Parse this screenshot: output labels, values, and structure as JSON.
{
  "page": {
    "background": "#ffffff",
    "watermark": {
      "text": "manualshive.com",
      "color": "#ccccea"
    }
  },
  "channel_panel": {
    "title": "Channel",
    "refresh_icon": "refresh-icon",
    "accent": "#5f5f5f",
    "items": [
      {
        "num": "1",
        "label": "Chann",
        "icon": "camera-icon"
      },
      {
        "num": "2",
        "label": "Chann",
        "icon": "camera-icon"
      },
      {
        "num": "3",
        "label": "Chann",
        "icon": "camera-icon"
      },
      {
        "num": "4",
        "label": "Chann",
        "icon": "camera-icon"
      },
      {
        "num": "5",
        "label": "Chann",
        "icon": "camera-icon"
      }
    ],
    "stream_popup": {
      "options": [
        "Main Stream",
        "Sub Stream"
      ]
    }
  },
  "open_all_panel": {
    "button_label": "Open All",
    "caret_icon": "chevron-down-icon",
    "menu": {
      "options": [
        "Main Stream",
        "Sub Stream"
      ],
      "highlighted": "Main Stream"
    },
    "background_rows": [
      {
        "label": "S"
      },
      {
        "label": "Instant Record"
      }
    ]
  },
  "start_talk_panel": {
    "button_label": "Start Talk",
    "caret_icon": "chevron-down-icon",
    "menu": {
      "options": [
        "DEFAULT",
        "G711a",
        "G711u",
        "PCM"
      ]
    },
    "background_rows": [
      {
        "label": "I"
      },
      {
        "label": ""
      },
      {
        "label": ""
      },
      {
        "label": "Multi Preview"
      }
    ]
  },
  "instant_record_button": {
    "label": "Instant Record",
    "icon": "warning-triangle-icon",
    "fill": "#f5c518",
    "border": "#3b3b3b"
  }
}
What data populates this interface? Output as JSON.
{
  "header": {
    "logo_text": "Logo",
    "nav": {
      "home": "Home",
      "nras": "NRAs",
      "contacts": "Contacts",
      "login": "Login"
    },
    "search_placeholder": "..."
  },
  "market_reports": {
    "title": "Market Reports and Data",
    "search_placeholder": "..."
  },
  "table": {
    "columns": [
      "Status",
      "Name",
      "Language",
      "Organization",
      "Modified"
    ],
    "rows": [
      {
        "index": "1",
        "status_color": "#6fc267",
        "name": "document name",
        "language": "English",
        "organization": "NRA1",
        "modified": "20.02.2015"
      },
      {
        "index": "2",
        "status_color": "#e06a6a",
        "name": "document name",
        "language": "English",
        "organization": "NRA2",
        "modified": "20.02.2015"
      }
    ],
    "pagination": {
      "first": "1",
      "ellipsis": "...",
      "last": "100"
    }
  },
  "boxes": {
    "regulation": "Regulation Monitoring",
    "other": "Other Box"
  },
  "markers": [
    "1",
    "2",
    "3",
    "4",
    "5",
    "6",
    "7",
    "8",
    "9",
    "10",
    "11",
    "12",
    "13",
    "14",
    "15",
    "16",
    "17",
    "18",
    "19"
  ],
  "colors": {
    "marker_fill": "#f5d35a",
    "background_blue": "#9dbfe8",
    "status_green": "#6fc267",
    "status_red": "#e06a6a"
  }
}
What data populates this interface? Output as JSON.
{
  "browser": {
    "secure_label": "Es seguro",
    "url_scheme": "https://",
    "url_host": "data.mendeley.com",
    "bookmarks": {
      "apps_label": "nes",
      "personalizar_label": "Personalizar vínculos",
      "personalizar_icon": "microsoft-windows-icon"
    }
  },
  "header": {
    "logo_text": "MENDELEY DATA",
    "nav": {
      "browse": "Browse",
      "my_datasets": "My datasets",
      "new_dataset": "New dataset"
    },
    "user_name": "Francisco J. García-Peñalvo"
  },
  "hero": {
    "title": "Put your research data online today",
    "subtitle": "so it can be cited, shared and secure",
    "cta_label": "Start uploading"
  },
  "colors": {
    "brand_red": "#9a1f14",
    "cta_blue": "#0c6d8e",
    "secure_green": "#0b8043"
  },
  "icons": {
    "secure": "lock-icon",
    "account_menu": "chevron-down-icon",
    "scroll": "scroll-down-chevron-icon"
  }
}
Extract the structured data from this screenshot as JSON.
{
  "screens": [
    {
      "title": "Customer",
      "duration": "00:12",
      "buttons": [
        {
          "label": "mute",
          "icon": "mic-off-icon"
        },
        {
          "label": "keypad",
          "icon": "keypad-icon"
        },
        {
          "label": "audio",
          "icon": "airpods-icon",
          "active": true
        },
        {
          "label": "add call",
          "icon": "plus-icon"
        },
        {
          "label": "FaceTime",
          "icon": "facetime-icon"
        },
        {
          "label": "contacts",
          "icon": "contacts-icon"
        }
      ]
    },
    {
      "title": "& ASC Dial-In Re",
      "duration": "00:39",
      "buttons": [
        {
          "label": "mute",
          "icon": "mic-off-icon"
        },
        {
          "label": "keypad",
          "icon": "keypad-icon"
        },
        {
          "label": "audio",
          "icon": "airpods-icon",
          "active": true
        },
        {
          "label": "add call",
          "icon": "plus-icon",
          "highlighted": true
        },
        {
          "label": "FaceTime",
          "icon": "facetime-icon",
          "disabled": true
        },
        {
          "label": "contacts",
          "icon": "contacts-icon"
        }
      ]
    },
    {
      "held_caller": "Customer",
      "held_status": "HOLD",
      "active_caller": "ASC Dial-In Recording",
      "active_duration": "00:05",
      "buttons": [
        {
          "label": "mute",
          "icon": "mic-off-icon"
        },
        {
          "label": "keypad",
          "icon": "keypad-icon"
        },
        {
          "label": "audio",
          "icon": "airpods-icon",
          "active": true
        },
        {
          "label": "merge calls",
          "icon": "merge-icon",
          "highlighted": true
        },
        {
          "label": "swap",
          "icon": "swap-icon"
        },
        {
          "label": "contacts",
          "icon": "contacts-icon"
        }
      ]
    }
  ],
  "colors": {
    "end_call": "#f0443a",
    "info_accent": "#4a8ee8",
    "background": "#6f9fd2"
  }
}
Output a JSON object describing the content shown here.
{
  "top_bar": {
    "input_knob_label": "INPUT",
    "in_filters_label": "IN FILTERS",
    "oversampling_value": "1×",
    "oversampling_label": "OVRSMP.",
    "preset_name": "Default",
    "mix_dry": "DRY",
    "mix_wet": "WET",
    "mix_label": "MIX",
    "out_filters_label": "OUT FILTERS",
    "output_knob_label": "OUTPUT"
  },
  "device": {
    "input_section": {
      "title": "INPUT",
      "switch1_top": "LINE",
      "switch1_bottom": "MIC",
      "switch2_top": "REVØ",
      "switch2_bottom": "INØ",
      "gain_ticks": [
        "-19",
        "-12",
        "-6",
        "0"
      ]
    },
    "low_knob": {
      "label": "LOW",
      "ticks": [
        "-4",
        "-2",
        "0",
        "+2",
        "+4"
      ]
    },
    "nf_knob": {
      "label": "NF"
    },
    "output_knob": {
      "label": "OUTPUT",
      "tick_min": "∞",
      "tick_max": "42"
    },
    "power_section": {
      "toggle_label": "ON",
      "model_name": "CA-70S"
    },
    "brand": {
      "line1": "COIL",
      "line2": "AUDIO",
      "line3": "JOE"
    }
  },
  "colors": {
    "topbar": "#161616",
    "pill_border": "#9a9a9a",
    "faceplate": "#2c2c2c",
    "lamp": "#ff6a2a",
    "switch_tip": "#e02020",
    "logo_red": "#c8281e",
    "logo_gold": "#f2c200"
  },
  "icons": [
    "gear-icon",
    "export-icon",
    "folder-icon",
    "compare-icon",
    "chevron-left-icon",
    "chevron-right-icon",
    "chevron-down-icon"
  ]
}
*****
- Prompt
Write all of the records out again exactly.

- Written reply
Parse this screenshot: output labels, values, and structure as JSON.
{
  "page": {
    "background": "#ffffff",
    "watermark": {
      "text": "manualshive.com",
      "color": "#ccccea"
    }
  },
  "channel_panel": {
    "title": "Channel",
    "refresh_icon": "refresh-icon",
    "accent": "#5f5f5f",
    "items": [
      {
        "num": "1",
        "label": "Chann",
        "icon": "camera-icon"
      },
      {
        "num": "2",
        "label": "Chann",
        "icon": "camera-icon"
      },
      {
        "num": "3",
        "label": "Chann",
        "icon": "camera-icon"
      },
      {
        "num": "4",
        "label": "Chann",
        "icon": "camera-icon"
      },
      {
        "num": "5",
        "label": "Chann",
        "icon": "camera-icon"
      }
    ],
    "stream_popup": {
      "options": [
        "Main Stream",
        "Sub Stream"
      ]
    }
  },
  "open_all_panel": {
    "button_label": "Open All",
    "caret_icon": "chevron-down-icon",
    "menu": {
      "options": [
        "Main Stream",
        "Sub Stream"
      ],
      "highlighted": "Main Stream"
    },
    "background_rows": [
      {
        "label": "S"
      },
      {
        "label": "Instant Record"
      }
    ]
  },
  "start_talk_panel": {
    "button_label": "Start Talk",
    "caret_icon": "chevron-down-icon",
    "menu": {
      "options": [
        "DEFAULT",
        "G711a",
        "G711u",
        "PCM"
      ]
    },
    "background_rows": [
      {
        "label": "I"
      },
      {
        "label": ""
      },
      {
        "label": ""
      },
      {
        "label": "Multi Preview"
      }
    ]
  },
  "instant_record_button": {
    "label": "Instant Record",
    "icon": "warning-triangle-icon",
    "fill": "#f5c518",
    "border": "#3b3b3b"
  }
}
What data populates this interface? Output as JSON.
{
  "header": {
    "logo_text": "Logo",
    "nav": {
      "home": "Home",
      "nras": "NRAs",
      "contacts": "Contacts",
      "login": "Login"
    },
    "search_placeholder": "..."
  },
  "market_reports": {
    "title": "Market Reports and Data",
    "search_placeholder": "..."
  },
  "table": {
    "columns": [
      "Status",
      "Name",
      "Language",
      "Organization",
      "Modified"
    ],
    "rows": [
      {
        "index": "1",
        "status_color": "#6fc267",
        "name": "document name",
        "language": "English",
        "organization": "NRA1",
        "modified": "20.02.2015"
      },
      {
        "index": "2",
        "status_color": "#e06a6a",
        "name": "document name",
        "language": "English",
        "organization": "NRA2",
        "modified": "20.02.2015"
      }
    ],
    "pagination": {
      "first": "1",
      "ellipsis": "...",
      "last": "100"
    }
  },
  "boxes": {
    "regulation": "Regulation Monitoring",
    "other": "Other Box"
  },
  "markers": [
    "1",
    "2",
    "3",
    "4",
    "5",
    "6",
    "7",
    "8",
    "9",
    "10",
    "11",
    "12",
    "13",
    "14",
    "15",
    "16",
    "17",
    "18",
    "19"
  ],
  "colors": {
    "marker_fill": "#f5d35a",
    "background_blue": "#9dbfe8",
    "status_green": "#6fc267",
    "status_red": "#e06a6a"
  }
}
What data populates this interface? Output as JSON.
{
  "browser": {
    "secure_label": "Es seguro",
    "url_scheme": "https://",
    "url_host": "data.mendeley.com",
    "bookmarks": {
      "apps_label": "nes",
      "personalizar_label": "Personalizar vínculos",
      "personalizar_icon": "microsoft-windows-icon"
    }
  },
  "header": {
    "logo_text": "MENDELEY DATA",
    "nav": {
      "browse": "Browse",
      "my_datasets": "My datasets",
      "new_dataset": "New dataset"
    },
    "user_name": "Francisco J. García-Peñalvo"
  },
  "hero": {
    "title": "Put your research data online today",
    "subtitle": "so it can be cited, shared and secure",
    "cta_label": "Start uploading"
  },
  "colors": {
    "brand_red": "#9a1f14",
    "cta_blue": "#0c6d8e",
    "secure_green": "#0b8043"
  },
  "icons": {
    "secure": "lock-icon",
    "account_menu": "chevron-down-icon",
    "scroll": "scroll-down-chevron-icon"
  }
}
Extract the structured data from this screenshot as JSON.
{
  "screens": [
    {
      "title": "Customer",
      "duration": "00:12",
      "buttons": [
        {
          "label": "mute",
          "icon": "mic-off-icon"
        },
        {
          "label": "keypad",
          "icon": "keypad-icon"
        },
        {
          "label": "audio",
          "icon": "airpods-icon",
          "active": true
        },
        {
          "label": "add call",
          "icon": "plus-icon"
        },
        {
          "label": "FaceTime",
          "icon": "facetime-icon"
        },
        {
          "label": "contacts",
          "icon": "contacts-icon"
        }
      ]
    },
    {
      "title": "& ASC Dial-In Re",
      "duration": "00:39",
      "buttons": [
        {
          "label": "mute",
          "icon": "mic-off-icon"
        },
        {
          "label": "keypad",
          "icon": "keypad-icon"
        },
        {
          "label": "audio",
          "icon": "airpods-icon",
          "active": true
        },
        {
          "label": "add call",
          "icon": "plus-icon",
          "highlighted": true
        },
        {
          "label": "FaceTime",
          "icon": "facetime-icon",
          "disabled": true
        },
        {
          "label": "contacts",
          "icon": "contacts-icon"
        }
      ]
    },
    {
      "held_caller": "Customer",
      "held_status": "HOLD",
      "active_caller": "ASC Dial-In Recording",
      "active_duration": "00:05",
      "buttons": [
        {
          "label": "mute",
          "icon": "mic-off-icon"
        },
        {
          "label": "keypad",
          "icon": "keypad-icon"
        },
        {
          "label": "audio",
          "icon": "airpods-icon",
          "active": true
        },
        {
          "label": "merge calls",
          "icon": "merge-icon",
          "highlighted": true
        },
        {
          "label": "swap",
          "icon": "swap-icon"
        },
        {
          "label": "contacts",
          "icon": "contacts-icon"
        }
      ]
    }
  ],
  "colors": {
    "end_call": "#f0443a",
    "info_accent": "#4a8ee8",
    "background": "#6f9fd2"
  }
}
Output a JSON object describing the content shown here.
{
  "top_bar": {
    "input_knob_label": "INPUT",
    "in_filters_label": "IN FILTERS",
    "oversampling_value": "1×",
    "oversampling_label": "OVRSMP.",
    "preset_name": "Default",
    "mix_dry": "DRY",
    "mix_wet": "WET",
    "mix_label": "MIX",
    "out_filters_label": "OUT FILTERS",
    "output_knob_label": "OUTPUT"
  },
  "device": {
    "input_section": {
      "title": "INPUT",
      "switch1_top": "LINE",
      "switch1_bottom": "MIC",
      "switch2_top": "REVØ",
      "switch2_bottom": "INØ",
      "gain_ticks": [
        "-19",
        "-12",
        "-6",
        "0"
      ]
    },
    "low_knob": {
      "label": "LOW",
      "ticks": [
        "-4",
        "-2",
        "0",
        "+2",
        "+4"
      ]
    },
    "nf_knob": {
      "label": "NF"
    },
    "output_knob": {
      "label": "OUTPUT",
      "tick_min": "∞",
      "tick_max": "42"
    },
    "power_section": {
      "toggle_label": "ON",
      "model_name": "CA-70S"
    },
    "brand": {
      "line1": "COIL",
      "line2": "AUDIO",
      "line3": "JOE"
    }
  },
  "colors": {
    "topbar": "#161616",
    "pill_border": "#9a9a9a",
    "faceplate": "#2c2c2c",
    "lamp": "#ff6a2a",
    "switch_tip": "#e02020",
    "logo_red": "#c8281e",
    "logo_gold": "#f2c200"
  },
  "icons": [
    "gear-icon",
    "export-icon",
    "folder-icon",
    "compare-icon",
    "chevron-left-icon",
    "chevron-right-icon",
    "chevron-down-icon"
  ]
}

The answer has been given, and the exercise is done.